§ **ПОСТАВЛЕННАЯ ЗАДАЧА A**
Процитируйте из текста о бурлескной поэзии отрывок от слов «Бурлескные произведения (burle» до слов «вид комического травестирования.» включительно.
━━━━━━━━━━━━━━━━
Истоки бурлескной поэзии традиционно соотносятся с древнегреческой комедией, в частности, с широко известной «Батрахомиомахией» («Войной мышей и лягушек»). Так, по мнению известного историка французской литературы М.П. Алексеева, смысл бурлескной поэзии заключается «в выворачивании наизнанку античных мифов», в целом перетолковывании на фарсовый лад героических поэм «древнего мира».
Бурлескные произведения (burle – итал. шутка) первоначально появились во Франции (2-ая половина 18 века). Они строились либо как «пародии по принципу травестированного снижения высокого предмета героической эпопеи» (П.Скаррон «Травестированный Вергилий», 1648-1652; Диссуси «Суд Париса», 1648); либо в форме «использования атрибутов и стиля высокой героической эпопеи применительно к тривиальной будничной ситуации» (Буало «Налой», 1674). Общеизвестно отрицательное отношение к данному жанру Буало, с этим фактом и связана его попытка противопоставить антиаристократическим, по своей направленности, остроумным и, несомненно, популярным во Франции поэмам Скаррона новый вид комического травестирования.
━━━━━━━━━━━━━━━━
§ **ПОСТАВЛЕННАЯ ЗАДАЧА B**
Перепечатайте без изменений строки данных, идущие ниже, от строки с «x-tick-label: 200 (119, 391, 139, 406)» до строки с «series-line-etkf (48, 350, 502, 378)», включая обе.

(Сохранённые строки из коллекции)
━━━━━━━━━━━━━━━━
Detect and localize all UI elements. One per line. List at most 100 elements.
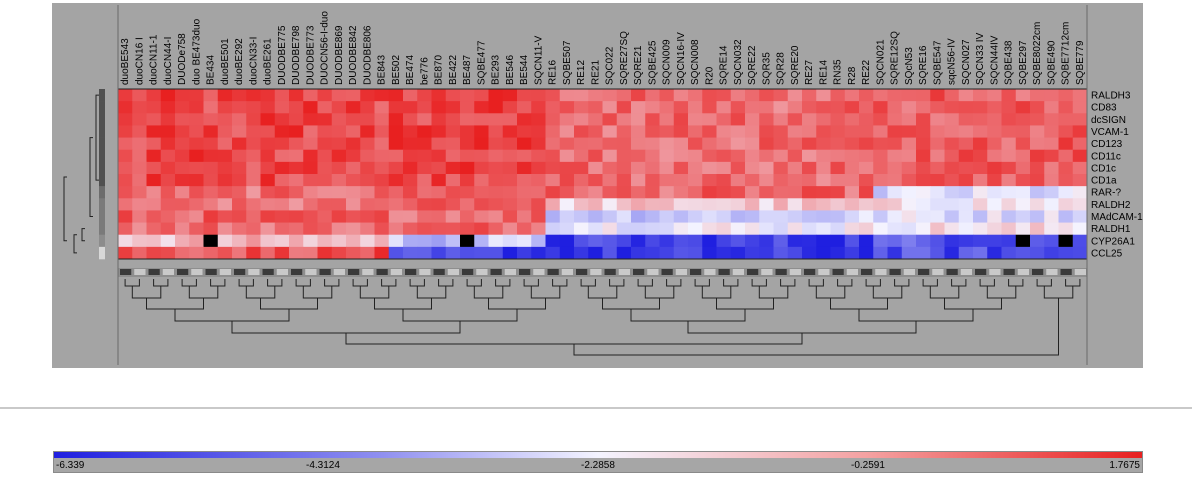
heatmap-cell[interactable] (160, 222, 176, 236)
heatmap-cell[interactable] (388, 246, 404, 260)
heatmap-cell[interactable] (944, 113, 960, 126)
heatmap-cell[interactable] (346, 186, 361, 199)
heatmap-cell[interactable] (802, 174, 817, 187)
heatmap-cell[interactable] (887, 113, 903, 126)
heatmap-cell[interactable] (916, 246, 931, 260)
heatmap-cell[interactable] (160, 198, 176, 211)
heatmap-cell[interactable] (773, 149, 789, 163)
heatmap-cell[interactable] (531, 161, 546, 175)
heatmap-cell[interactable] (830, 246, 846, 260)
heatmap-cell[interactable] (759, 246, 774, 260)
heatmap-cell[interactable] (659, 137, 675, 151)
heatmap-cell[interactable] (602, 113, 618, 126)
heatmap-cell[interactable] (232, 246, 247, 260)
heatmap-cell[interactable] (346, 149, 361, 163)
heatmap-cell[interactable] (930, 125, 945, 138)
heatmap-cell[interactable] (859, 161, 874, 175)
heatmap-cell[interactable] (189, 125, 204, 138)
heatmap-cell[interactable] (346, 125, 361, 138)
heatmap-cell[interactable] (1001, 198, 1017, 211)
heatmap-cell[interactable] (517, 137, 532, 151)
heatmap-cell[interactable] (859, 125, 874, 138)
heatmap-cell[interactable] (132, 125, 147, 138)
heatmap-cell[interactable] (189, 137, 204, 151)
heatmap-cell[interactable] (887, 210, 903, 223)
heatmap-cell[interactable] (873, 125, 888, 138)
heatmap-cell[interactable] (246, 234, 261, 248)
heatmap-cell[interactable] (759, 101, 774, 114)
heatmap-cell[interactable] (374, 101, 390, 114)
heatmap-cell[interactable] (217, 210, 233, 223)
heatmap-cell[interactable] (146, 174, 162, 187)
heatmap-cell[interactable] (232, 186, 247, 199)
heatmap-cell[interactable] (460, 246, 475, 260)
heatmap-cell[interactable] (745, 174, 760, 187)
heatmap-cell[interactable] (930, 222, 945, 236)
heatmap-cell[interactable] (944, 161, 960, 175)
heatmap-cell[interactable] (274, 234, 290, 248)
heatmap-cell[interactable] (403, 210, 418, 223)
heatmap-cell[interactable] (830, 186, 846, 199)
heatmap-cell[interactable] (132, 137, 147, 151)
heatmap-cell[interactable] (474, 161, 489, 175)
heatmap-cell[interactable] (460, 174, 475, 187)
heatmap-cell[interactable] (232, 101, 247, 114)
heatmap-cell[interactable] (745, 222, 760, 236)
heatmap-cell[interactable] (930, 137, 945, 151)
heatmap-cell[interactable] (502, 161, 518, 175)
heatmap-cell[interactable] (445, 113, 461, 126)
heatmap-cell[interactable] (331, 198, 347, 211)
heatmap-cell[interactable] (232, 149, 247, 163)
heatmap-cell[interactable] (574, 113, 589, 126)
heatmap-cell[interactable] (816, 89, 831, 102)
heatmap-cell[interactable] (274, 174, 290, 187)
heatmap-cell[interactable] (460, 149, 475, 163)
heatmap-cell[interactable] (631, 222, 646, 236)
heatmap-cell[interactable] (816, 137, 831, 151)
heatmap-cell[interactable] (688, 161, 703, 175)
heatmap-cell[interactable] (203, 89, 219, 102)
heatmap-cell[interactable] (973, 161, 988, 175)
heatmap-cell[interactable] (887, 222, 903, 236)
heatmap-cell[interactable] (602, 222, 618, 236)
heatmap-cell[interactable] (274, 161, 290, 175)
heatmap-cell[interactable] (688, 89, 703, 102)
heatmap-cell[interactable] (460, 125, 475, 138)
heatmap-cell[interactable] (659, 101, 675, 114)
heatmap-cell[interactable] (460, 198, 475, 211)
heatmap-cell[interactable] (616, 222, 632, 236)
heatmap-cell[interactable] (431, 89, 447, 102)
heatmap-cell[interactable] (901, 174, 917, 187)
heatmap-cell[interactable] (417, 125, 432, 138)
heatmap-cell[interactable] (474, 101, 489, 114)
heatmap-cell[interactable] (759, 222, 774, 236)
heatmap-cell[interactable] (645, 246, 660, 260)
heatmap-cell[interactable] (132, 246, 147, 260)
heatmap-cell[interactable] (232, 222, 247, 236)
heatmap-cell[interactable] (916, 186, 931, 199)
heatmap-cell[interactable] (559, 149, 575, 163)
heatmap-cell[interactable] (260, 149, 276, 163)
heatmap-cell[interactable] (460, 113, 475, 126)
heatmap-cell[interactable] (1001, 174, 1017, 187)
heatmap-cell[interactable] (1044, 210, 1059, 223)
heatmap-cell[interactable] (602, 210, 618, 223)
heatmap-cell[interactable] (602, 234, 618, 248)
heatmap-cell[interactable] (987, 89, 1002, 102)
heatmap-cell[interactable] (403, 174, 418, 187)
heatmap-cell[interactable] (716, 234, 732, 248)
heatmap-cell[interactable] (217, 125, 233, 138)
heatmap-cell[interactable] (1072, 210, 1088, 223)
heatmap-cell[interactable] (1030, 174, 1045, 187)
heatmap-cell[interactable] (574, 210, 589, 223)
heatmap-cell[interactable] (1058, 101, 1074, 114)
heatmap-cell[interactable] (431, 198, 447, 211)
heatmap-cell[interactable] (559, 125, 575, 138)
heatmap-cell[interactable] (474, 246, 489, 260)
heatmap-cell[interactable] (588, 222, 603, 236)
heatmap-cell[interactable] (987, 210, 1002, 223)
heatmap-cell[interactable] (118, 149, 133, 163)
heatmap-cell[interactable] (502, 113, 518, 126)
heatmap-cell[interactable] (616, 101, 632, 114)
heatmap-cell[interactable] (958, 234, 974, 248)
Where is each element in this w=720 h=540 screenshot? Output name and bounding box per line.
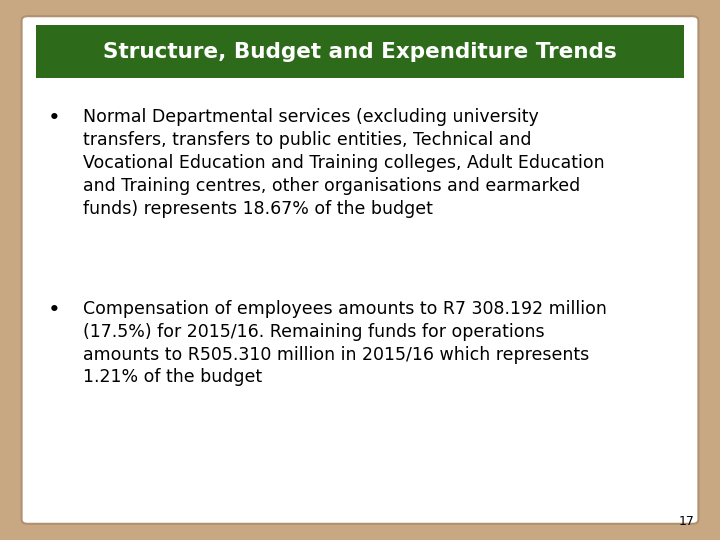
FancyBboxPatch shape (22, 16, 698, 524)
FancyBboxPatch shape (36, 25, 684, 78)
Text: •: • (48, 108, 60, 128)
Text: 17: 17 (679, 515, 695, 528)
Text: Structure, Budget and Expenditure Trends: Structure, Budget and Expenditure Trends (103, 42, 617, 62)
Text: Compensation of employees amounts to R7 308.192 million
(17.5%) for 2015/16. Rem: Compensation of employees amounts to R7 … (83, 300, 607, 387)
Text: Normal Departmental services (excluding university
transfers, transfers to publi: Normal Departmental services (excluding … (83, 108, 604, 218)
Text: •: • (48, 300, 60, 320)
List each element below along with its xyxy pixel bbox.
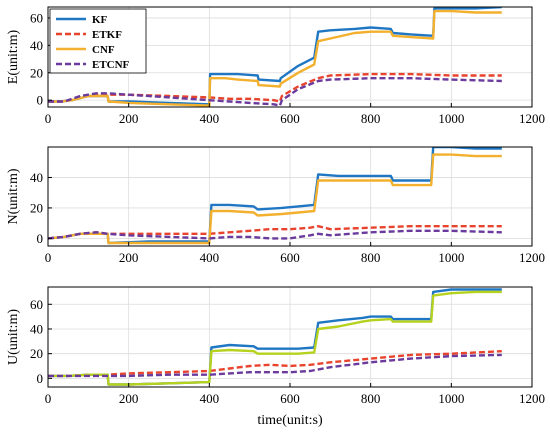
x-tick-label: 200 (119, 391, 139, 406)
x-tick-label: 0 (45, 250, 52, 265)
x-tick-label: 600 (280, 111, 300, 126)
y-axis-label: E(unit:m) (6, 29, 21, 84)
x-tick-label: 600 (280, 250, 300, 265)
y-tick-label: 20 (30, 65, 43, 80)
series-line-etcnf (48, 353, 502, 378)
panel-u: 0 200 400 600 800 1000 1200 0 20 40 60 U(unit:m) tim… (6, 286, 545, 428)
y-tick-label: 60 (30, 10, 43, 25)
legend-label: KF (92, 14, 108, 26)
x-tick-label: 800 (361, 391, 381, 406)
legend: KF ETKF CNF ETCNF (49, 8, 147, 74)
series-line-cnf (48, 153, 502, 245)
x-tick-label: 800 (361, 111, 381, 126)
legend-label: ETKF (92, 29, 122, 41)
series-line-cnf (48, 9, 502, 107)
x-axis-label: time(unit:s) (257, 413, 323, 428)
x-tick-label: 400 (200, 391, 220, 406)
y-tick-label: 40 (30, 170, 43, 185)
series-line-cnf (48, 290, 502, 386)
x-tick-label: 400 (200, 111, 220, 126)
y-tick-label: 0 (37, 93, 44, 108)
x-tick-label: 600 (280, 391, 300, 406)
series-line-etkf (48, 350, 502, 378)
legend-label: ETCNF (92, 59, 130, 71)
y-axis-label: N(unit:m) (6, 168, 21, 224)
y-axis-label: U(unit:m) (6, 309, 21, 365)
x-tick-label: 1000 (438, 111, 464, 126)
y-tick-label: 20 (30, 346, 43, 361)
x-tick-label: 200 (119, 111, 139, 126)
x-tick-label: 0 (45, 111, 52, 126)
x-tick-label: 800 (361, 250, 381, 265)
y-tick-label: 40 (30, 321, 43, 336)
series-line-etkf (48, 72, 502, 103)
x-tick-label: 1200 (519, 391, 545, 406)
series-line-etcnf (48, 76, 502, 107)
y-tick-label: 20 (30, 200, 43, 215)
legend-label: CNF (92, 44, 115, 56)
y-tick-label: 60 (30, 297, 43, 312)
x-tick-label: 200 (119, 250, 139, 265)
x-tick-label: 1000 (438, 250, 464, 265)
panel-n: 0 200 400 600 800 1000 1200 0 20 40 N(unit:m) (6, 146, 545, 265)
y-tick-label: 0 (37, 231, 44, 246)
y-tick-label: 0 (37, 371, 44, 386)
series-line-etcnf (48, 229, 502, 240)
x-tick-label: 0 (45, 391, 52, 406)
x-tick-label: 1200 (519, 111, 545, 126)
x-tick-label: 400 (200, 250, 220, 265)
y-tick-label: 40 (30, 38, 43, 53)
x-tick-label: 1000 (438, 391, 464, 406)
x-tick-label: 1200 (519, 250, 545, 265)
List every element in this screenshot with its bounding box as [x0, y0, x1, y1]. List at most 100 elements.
━━━━━━━━━━━━━━━━
§ **ГОТОВОЕ РЕШЕНИЕ A**
Бурлескные произведения (burle – итал. шутка) первоначально появились во Франции (2-ая половина 18 века). Они строились либо как «пародии по принципу травестированного снижения высокого предмета героической эпопеи» (П.Скаррон «Травестированный Вергилий», 1648-1652; Диссуси «Суд Париса», 1648); либо в форме «использования атрибутов и стиля высокой героической эпопеи применительно к тривиальной будничной ситуации» (Буало «Налой», 1674). Общеизвестно отрицательное отношение к данному жанру Буало, с этим фактом и связана его попытка противопоставить антиаристократическим, по своей направленности, остроумным и, несомненно, популярным во Франции поэмам Скаррона новый вид комического травестирования.

§ **ГОТОВОЕ РЕШЕНИЕ B**
x-tick-label: 200 (119, 391, 139, 406)
x-tick-label: 0 (45, 250, 52, 265)
x-tick-label: 600 (280, 111, 300, 126)
y-axis-label: E(unit:m) (6, 29, 21, 84)
x-tick-label: 600 (280, 250, 300, 265)
y-tick-label: 20 (30, 65, 43, 80)
series-line-etcnf (48, 353, 502, 378)
panel-u: 0 200 400 600 800 1000 1200 0 20 40 60 U(unit:m) tim… (6, 286, 545, 428)
y-tick-label: 60 (30, 10, 43, 25)
legend-label: KF (92, 14, 108, 26)
x-tick-label: 800 (361, 391, 381, 406)
legend: KF ETKF CNF ETCNF (49, 8, 147, 74)
series-line-cnf (48, 153, 502, 245)
x-tick-label: 800 (361, 111, 381, 126)
legend-label: ETKF (92, 29, 122, 41)
series-line-cnf (48, 9, 502, 107)
x-axis-label: time(unit:s) (257, 413, 323, 428)
x-tick-label: 400 (200, 391, 220, 406)
y-tick-label: 40 (30, 170, 43, 185)
series-line-cnf (48, 290, 502, 386)
x-tick-label: 400 (200, 111, 220, 126)
y-tick-label: 0 (37, 93, 44, 108)
x-tick-label: 600 (280, 391, 300, 406)
series-line-etkf (48, 350, 502, 378)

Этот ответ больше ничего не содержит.